SUPPLIED INFORMATION
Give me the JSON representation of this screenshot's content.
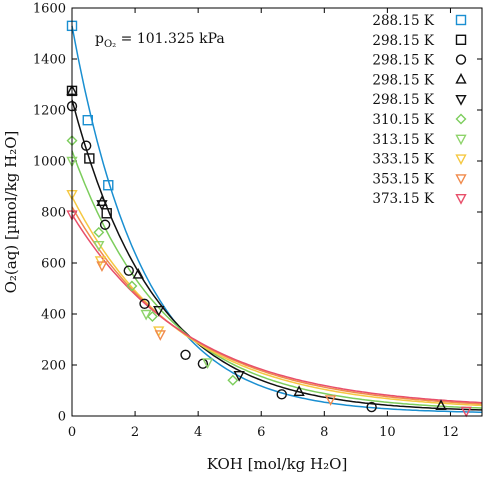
{
  "chart_data": {
    "type": "scatter",
    "xlabel": "KOH [mol/kg H₂O]",
    "ylabel": "O₂(aq) [µmol/kg H₂O]",
    "annotation": {
      "main": "p",
      "sub": "O₂",
      "rest": " = 101.325 kPa"
    },
    "xlim": [
      0,
      13
    ],
    "ylim": [
      0,
      1600
    ],
    "xticks": [
      0,
      2,
      4,
      6,
      8,
      10,
      12
    ],
    "yticks": [
      0,
      200,
      400,
      600,
      800,
      1000,
      1200,
      1400,
      1600
    ],
    "legend_position": "top-right",
    "series": [
      {
        "name": "288.15 K",
        "marker": "square",
        "color": "#1a8fd1",
        "points": [
          [
            0,
            1530
          ],
          [
            0.5,
            1160
          ],
          [
            1.15,
            905
          ]
        ]
      },
      {
        "name": "298.15 K",
        "marker": "square",
        "color": "#111111",
        "points": [
          [
            0,
            1275
          ],
          [
            0.55,
            1010
          ],
          [
            1.1,
            795
          ]
        ]
      },
      {
        "name": "298.15 K",
        "marker": "circle",
        "color": "#111111",
        "points": [
          [
            0,
            1215
          ],
          [
            0.45,
            1060
          ],
          [
            1.05,
            750
          ],
          [
            1.8,
            570
          ],
          [
            2.3,
            440
          ],
          [
            3.6,
            240
          ],
          [
            4.15,
            205
          ],
          [
            6.65,
            85
          ],
          [
            9.5,
            35
          ]
        ]
      },
      {
        "name": "298.15 K",
        "marker": "triangle-up",
        "color": "#111111",
        "points": [
          [
            0,
            1275
          ],
          [
            0.95,
            840
          ],
          [
            2.1,
            555
          ],
          [
            7.2,
            95
          ],
          [
            11.7,
            40
          ]
        ]
      },
      {
        "name": "298.15 K",
        "marker": "triangle-down",
        "color": "#111111",
        "points": [
          [
            0.95,
            830
          ],
          [
            2.75,
            415
          ],
          [
            5.3,
            160
          ]
        ]
      },
      {
        "name": "310.15 K",
        "marker": "diamond",
        "color": "#7ccd5c",
        "points": [
          [
            0,
            1080
          ],
          [
            0.85,
            720
          ],
          [
            1.9,
            510
          ],
          [
            2.55,
            390
          ],
          [
            5.1,
            140
          ]
        ]
      },
      {
        "name": "313.15 K",
        "marker": "triangle-down",
        "color": "#8fd46b",
        "points": [
          [
            0,
            1000
          ],
          [
            0.85,
            670
          ],
          [
            2.35,
            400
          ],
          [
            4.3,
            210
          ]
        ]
      },
      {
        "name": "333.15 K",
        "marker": "triangle-down",
        "color": "#f5c842",
        "points": [
          [
            0,
            870
          ],
          [
            0.9,
            610
          ],
          [
            2.75,
            335
          ]
        ]
      },
      {
        "name": "353.15 K",
        "marker": "triangle-down",
        "color": "#f08a4b",
        "points": [
          [
            0.95,
            590
          ],
          [
            2.8,
            320
          ],
          [
            8.2,
            65
          ]
        ]
      },
      {
        "name": "373.15 K",
        "marker": "triangle-down",
        "color": "#e84f6a",
        "points": [
          [
            0,
            790
          ],
          [
            12.5,
            20
          ]
        ]
      }
    ],
    "fit_curves": [
      {
        "color": "#1a8fd1",
        "y0": 1530,
        "k": 0.442,
        "floor": 10
      },
      {
        "color": "#111111",
        "y0": 1240,
        "k": 0.38,
        "floor": 15
      },
      {
        "color": "#7ccd5c",
        "y0": 1040,
        "k": 0.335,
        "floor": 18
      },
      {
        "color": "#f5c842",
        "y0": 860,
        "k": 0.29,
        "floor": 22
      },
      {
        "color": "#f08a4b",
        "y0": 820,
        "k": 0.275,
        "floor": 25
      },
      {
        "color": "#e84f6a",
        "y0": 790,
        "k": 0.265,
        "floor": 28
      }
    ]
  }
}
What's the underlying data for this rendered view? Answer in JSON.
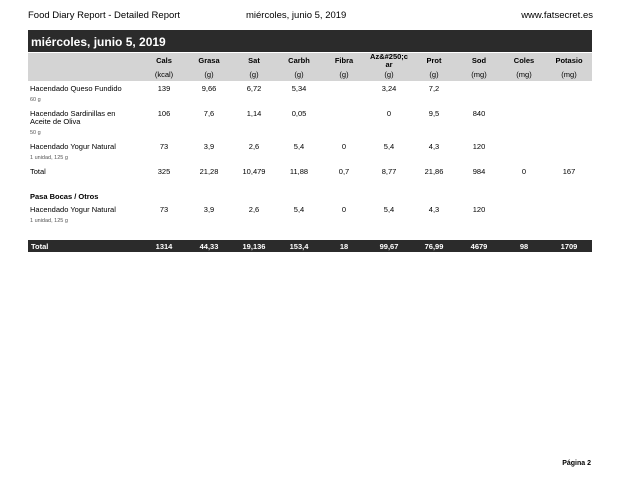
{
  "header": {
    "title": "Food Diary Report - Detailed Report",
    "date": "miércoles, junio 5, 2019",
    "site": "www.fatsecret.es"
  },
  "day_title": "miércoles, junio 5, 2019",
  "columns": [
    {
      "name": "Cals",
      "unit": "(kcal)"
    },
    {
      "name": "Grasa",
      "unit": "(g)"
    },
    {
      "name": "Sat",
      "unit": "(g)"
    },
    {
      "name": "Carbh",
      "unit": "(g)"
    },
    {
      "name": "Fibra",
      "unit": "(g)"
    },
    {
      "name": "Az&#250;c ar",
      "unit": "(g)"
    },
    {
      "name": "Prot",
      "unit": "(g)"
    },
    {
      "name": "Sod",
      "unit": "(mg)"
    },
    {
      "name": "Coles",
      "unit": "(mg)"
    },
    {
      "name": "Potasio",
      "unit": "(mg)"
    }
  ],
  "items": [
    {
      "name": "Hacendado Queso Fundido",
      "portion": "60 g",
      "values": [
        "139",
        "9,66",
        "6,72",
        "5,34",
        "",
        "3,24",
        "7,2",
        "",
        "",
        ""
      ]
    },
    {
      "name": "Hacendado Sardinillas en",
      "name2": "Aceite de Oliva",
      "portion": "50 g",
      "values": [
        "106",
        "7,6",
        "1,14",
        "0,05",
        "",
        "0",
        "9,5",
        "840",
        "",
        ""
      ]
    },
    {
      "name": "Hacendado Yogur Natural",
      "portion": "1 unidad, 125 g",
      "values": [
        "73",
        "3,9",
        "2,6",
        "5,4",
        "0",
        "5,4",
        "4,3",
        "120",
        "",
        ""
      ]
    }
  ],
  "subtotal": {
    "label": "Total",
    "values": [
      "325",
      "21,28",
      "10,479",
      "11,88",
      "0,7",
      "8,77",
      "21,86",
      "984",
      "0",
      "167"
    ]
  },
  "section2": {
    "title": "Pasa Bocas / Otros",
    "item": {
      "name": "Hacendado Yogur Natural",
      "portion": "1 unidad, 125 g",
      "values": [
        "73",
        "3,9",
        "2,6",
        "5,4",
        "0",
        "5,4",
        "4,3",
        "120",
        "",
        ""
      ]
    }
  },
  "total": {
    "label": "Total",
    "values": [
      "1314",
      "44,33",
      "19,136",
      "153,4",
      "18",
      "99,67",
      "76,99",
      "4679",
      "98",
      "1709"
    ]
  },
  "page_label": "Página 2"
}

GOAL
Copy each line of the data that contains the word "this".

EXERCISE RESULT
Give me the JSON representation of this screenshot's content.
What's the underlying data for this rendered view? Answer in JSON.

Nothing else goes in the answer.